──────── Data for this exercise

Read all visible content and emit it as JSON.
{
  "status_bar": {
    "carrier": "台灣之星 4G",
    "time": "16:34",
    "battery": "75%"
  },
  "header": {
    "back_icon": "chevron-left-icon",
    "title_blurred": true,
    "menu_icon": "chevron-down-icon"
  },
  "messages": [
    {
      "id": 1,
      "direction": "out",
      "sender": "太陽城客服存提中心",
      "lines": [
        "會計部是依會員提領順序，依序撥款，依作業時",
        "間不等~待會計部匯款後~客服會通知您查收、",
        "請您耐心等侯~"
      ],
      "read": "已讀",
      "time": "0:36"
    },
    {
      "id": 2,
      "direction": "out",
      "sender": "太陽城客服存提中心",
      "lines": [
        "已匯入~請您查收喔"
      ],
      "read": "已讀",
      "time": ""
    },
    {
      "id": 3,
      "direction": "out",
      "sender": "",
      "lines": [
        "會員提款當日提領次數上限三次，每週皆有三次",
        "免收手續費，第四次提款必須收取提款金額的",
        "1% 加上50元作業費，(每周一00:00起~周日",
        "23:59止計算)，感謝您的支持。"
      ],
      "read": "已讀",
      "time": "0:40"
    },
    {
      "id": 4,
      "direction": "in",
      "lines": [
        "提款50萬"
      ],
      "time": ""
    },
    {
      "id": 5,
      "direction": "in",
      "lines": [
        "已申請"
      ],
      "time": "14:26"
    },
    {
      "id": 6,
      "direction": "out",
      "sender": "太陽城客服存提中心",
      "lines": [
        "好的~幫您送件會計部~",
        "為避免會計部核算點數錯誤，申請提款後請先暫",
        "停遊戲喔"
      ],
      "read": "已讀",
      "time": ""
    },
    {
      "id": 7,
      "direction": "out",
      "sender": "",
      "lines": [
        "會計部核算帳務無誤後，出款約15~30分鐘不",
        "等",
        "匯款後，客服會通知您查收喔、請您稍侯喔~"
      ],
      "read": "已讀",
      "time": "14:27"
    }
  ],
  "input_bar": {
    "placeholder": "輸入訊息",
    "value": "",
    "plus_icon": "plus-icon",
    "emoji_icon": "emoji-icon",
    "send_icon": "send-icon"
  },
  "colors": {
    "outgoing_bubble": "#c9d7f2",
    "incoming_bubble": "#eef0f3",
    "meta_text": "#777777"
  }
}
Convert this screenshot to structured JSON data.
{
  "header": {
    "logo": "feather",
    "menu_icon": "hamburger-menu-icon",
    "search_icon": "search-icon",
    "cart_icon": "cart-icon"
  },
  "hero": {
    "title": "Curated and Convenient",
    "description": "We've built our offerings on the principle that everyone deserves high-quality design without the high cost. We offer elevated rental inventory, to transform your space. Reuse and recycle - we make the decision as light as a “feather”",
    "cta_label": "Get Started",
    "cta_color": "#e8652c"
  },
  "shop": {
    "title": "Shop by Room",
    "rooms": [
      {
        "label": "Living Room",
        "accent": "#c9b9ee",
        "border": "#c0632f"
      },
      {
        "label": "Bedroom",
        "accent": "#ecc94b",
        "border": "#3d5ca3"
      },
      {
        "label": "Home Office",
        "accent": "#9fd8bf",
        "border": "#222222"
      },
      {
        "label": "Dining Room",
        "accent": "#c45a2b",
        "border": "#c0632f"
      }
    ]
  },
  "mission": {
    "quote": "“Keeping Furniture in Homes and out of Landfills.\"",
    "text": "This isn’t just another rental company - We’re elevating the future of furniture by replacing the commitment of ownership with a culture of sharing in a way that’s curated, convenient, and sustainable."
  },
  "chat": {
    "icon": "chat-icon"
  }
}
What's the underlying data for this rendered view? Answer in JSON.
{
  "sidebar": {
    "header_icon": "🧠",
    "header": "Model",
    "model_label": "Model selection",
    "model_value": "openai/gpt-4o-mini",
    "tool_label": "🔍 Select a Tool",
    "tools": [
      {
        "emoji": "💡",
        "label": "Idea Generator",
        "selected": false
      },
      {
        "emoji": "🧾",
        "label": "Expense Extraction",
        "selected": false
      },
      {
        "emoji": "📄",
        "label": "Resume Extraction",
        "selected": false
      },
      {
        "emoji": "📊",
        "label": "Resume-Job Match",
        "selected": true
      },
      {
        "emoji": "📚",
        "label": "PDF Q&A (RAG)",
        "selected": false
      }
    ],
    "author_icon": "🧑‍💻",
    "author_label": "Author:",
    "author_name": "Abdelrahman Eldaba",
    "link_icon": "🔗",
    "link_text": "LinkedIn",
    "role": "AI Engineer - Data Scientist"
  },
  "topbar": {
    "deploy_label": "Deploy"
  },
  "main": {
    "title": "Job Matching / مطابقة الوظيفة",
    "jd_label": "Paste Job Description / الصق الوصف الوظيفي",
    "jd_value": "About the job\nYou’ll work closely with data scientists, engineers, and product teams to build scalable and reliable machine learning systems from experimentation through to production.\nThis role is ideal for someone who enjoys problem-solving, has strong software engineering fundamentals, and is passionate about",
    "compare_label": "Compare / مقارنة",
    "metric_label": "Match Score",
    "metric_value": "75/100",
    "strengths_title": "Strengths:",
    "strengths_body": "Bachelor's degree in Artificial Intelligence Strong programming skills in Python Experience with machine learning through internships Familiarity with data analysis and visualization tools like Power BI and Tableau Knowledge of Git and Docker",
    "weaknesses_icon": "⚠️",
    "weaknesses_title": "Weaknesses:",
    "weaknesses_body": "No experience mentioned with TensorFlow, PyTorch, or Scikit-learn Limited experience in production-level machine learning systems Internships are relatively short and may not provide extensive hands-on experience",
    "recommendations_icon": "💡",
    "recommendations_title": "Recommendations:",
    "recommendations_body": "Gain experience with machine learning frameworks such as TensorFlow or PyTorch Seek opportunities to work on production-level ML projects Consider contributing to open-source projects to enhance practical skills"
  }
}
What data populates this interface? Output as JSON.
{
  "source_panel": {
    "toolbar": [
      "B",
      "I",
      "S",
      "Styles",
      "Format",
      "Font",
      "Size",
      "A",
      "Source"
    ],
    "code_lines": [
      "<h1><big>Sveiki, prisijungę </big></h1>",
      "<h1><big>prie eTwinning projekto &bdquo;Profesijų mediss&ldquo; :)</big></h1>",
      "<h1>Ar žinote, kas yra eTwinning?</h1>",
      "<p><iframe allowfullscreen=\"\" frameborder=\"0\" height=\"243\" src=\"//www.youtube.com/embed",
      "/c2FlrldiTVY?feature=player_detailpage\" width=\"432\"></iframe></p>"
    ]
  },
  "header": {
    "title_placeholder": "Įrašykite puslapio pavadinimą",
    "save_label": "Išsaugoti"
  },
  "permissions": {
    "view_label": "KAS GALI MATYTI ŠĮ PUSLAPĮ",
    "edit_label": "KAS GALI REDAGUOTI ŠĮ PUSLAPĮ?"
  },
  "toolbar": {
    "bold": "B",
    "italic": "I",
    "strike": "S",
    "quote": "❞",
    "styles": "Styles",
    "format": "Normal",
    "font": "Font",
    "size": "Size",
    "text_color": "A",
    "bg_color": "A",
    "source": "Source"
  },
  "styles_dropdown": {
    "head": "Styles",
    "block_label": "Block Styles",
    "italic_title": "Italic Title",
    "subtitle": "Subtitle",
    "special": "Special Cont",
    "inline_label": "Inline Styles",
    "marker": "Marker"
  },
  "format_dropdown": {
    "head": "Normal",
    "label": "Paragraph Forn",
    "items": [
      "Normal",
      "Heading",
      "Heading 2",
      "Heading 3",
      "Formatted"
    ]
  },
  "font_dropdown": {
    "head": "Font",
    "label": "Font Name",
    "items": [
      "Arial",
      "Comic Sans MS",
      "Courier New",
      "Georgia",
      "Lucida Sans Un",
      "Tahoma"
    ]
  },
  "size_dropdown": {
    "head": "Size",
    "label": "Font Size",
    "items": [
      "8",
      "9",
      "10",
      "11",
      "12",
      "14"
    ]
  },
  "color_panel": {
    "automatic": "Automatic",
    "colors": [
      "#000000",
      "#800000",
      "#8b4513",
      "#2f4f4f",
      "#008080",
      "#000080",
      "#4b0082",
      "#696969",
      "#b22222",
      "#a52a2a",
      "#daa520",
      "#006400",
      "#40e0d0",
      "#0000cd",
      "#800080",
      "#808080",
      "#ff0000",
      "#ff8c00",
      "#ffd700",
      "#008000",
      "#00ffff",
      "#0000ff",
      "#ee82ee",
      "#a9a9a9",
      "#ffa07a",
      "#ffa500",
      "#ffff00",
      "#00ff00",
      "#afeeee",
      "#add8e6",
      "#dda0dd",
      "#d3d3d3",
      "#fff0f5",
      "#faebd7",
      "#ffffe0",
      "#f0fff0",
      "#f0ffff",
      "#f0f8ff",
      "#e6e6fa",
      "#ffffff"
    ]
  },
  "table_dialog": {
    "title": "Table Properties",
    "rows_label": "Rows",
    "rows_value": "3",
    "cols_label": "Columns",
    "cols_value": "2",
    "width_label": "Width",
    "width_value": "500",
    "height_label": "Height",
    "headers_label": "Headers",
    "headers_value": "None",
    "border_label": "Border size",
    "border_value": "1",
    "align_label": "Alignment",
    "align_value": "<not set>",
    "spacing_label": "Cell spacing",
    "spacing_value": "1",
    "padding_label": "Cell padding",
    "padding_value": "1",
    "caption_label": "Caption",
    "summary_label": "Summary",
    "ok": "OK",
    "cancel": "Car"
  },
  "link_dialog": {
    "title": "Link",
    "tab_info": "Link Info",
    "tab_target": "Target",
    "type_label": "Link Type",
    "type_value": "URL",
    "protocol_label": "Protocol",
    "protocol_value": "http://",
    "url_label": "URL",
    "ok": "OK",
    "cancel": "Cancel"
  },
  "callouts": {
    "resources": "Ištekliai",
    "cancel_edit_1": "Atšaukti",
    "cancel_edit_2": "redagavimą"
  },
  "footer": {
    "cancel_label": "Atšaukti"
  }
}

────────────────

__Directions for this task__: Find every line in the records above that holds the word "feather", and copy each one.

__Worked solution__:
    "logo": "feather",
    "description": "We've built our offerings on the principle that everyone deserves high-quality design without the high cost. We offer elevated rental inventory, to transform your space. Reuse and recycle - we make the decision as light as a “feather”",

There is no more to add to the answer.